● Set task: Write out the lines below exactly as they appear, leaving out the pictures.

● Input data:

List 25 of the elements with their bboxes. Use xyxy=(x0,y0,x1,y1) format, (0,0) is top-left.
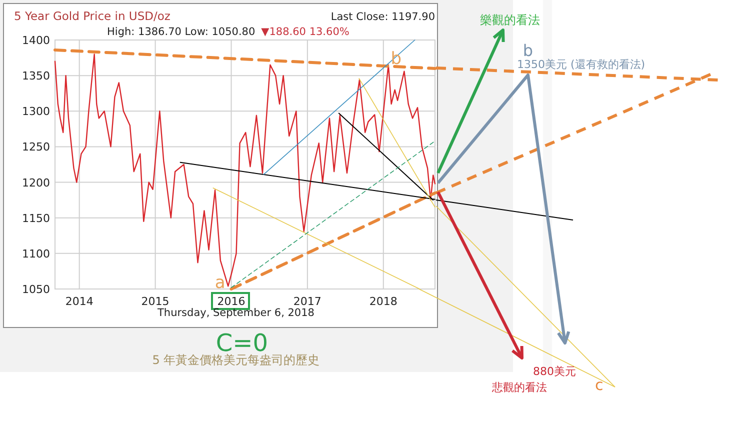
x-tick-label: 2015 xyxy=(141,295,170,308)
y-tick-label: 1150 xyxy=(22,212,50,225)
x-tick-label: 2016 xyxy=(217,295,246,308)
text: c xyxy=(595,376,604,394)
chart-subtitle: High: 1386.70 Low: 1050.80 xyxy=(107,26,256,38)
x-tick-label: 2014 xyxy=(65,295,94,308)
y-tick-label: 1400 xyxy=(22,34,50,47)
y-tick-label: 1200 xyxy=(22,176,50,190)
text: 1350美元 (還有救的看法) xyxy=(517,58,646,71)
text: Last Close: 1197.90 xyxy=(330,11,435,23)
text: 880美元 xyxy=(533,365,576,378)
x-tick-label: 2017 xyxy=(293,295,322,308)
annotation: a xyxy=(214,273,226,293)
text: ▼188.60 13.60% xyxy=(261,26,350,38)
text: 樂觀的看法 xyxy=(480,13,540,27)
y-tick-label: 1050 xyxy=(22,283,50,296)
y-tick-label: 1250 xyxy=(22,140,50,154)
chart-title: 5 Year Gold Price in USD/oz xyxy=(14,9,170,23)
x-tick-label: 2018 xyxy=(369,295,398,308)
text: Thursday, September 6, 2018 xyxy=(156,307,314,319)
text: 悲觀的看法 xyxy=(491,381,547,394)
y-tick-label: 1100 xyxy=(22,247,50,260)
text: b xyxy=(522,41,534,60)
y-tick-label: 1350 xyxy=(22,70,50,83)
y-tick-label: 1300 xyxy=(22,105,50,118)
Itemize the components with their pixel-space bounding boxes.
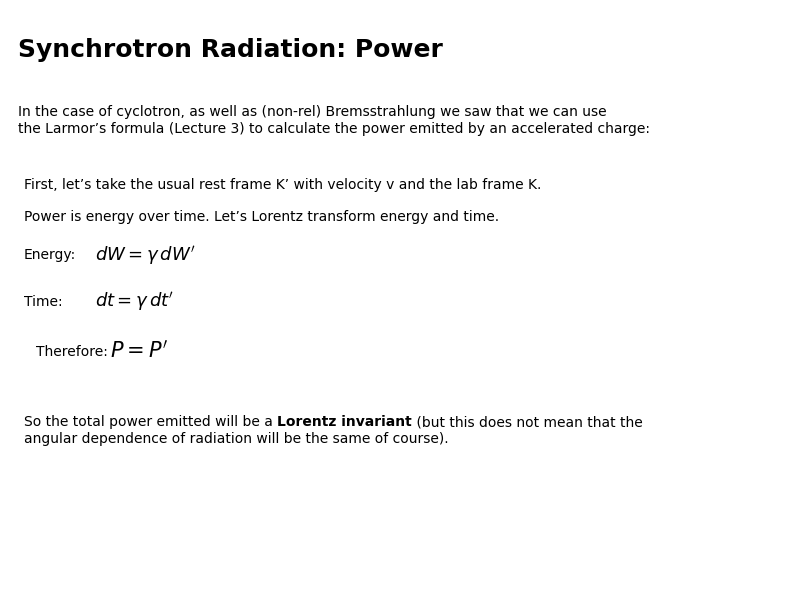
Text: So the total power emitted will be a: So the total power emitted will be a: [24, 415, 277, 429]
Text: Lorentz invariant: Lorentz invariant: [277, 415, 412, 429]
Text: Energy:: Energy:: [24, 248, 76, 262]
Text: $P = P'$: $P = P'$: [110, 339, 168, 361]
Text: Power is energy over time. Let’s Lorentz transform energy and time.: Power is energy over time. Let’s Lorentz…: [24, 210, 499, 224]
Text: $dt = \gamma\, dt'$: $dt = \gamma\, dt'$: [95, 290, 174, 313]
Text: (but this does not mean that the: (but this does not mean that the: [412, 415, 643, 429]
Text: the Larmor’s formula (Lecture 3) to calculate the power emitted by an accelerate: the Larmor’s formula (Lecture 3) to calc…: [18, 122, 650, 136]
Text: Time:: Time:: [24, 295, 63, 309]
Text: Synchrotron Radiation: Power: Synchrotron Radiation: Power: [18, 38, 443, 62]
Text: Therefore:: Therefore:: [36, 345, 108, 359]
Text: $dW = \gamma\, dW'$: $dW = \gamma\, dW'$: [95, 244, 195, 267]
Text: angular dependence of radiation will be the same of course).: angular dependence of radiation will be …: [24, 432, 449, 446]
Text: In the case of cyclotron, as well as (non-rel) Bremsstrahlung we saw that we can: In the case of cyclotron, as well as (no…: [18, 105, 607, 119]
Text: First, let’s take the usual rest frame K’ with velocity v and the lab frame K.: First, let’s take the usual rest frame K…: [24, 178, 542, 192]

● The solution:
List 25 of the elements with their bboxes. Use xyxy=(x0,y0,x1,y1) format, (0,0) is top-left.
x-tick-label: 2015 xyxy=(141,295,170,308)
y-tick-label: 1150 xyxy=(22,212,50,225)
x-tick-label: 2016 xyxy=(217,295,246,308)
text: c xyxy=(595,376,604,394)
chart-subtitle: High: 1386.70 Low: 1050.80 xyxy=(107,26,256,38)
x-tick-label: 2014 xyxy=(65,295,94,308)
y-tick-label: 1400 xyxy=(22,34,50,47)
y-tick-label: 1200 xyxy=(22,176,50,190)
text: 1350美元 (還有救的看法) xyxy=(517,58,646,71)
text: Last Close: 1197.90 xyxy=(330,11,435,23)
text: 880美元 xyxy=(533,365,576,378)
x-tick-label: 2017 xyxy=(293,295,322,308)
annotation: a xyxy=(214,273,226,293)
text: ▼188.60 13.60% xyxy=(261,26,350,38)
text: 樂觀的看法 xyxy=(480,13,540,27)
y-tick-label: 1050 xyxy=(22,283,50,296)
y-tick-label: 1250 xyxy=(22,140,50,154)
chart-title: 5 Year Gold Price in USD/oz xyxy=(14,9,170,23)
x-tick-label: 2018 xyxy=(369,295,398,308)
text: Thursday, September 6, 2018 xyxy=(156,307,314,319)
text: 悲觀的看法 xyxy=(491,381,547,394)
y-tick-label: 1100 xyxy=(22,247,50,260)
text: b xyxy=(522,41,534,60)
y-tick-label: 1350 xyxy=(22,70,50,83)
y-tick-label: 1300 xyxy=(22,105,50,118)
Itemize the components with their pixel-space bounding boxes.
Text: So the total power emitted will be a: So the total power emitted will be a: [24, 415, 277, 429]
Text: Lorentz invariant: Lorentz invariant: [277, 415, 412, 429]
Text: Energy:: Energy:: [24, 248, 76, 262]
Text: $P = P'$: $P = P'$: [110, 339, 168, 361]
Text: Power is energy over time. Let’s Lorentz transform energy and time.: Power is energy over time. Let’s Lorentz…: [24, 210, 499, 224]
Text: $dt = \gamma\, dt'$: $dt = \gamma\, dt'$: [95, 290, 174, 313]
Text: (but this does not mean that the: (but this does not mean that the: [412, 415, 643, 429]
Text: the Larmor’s formula (Lecture 3) to calculate the power emitted by an accelerate: the Larmor’s formula (Lecture 3) to calc…: [18, 122, 650, 136]
Text: Time:: Time:: [24, 295, 63, 309]
Text: Synchrotron Radiation: Power: Synchrotron Radiation: Power: [18, 38, 443, 62]
Text: Therefore:: Therefore:: [36, 345, 108, 359]
Text: $dW = \gamma\, dW'$: $dW = \gamma\, dW'$: [95, 244, 195, 267]
Text: angular dependence of radiation will be the same of course).: angular dependence of radiation will be …: [24, 432, 449, 446]
Text: In the case of cyclotron, as well as (non-rel) Bremsstrahlung we saw that we can: In the case of cyclotron, as well as (no…: [18, 105, 607, 119]
Text: First, let’s take the usual rest frame K’ with velocity v and the lab frame K.: First, let’s take the usual rest frame K…: [24, 178, 542, 192]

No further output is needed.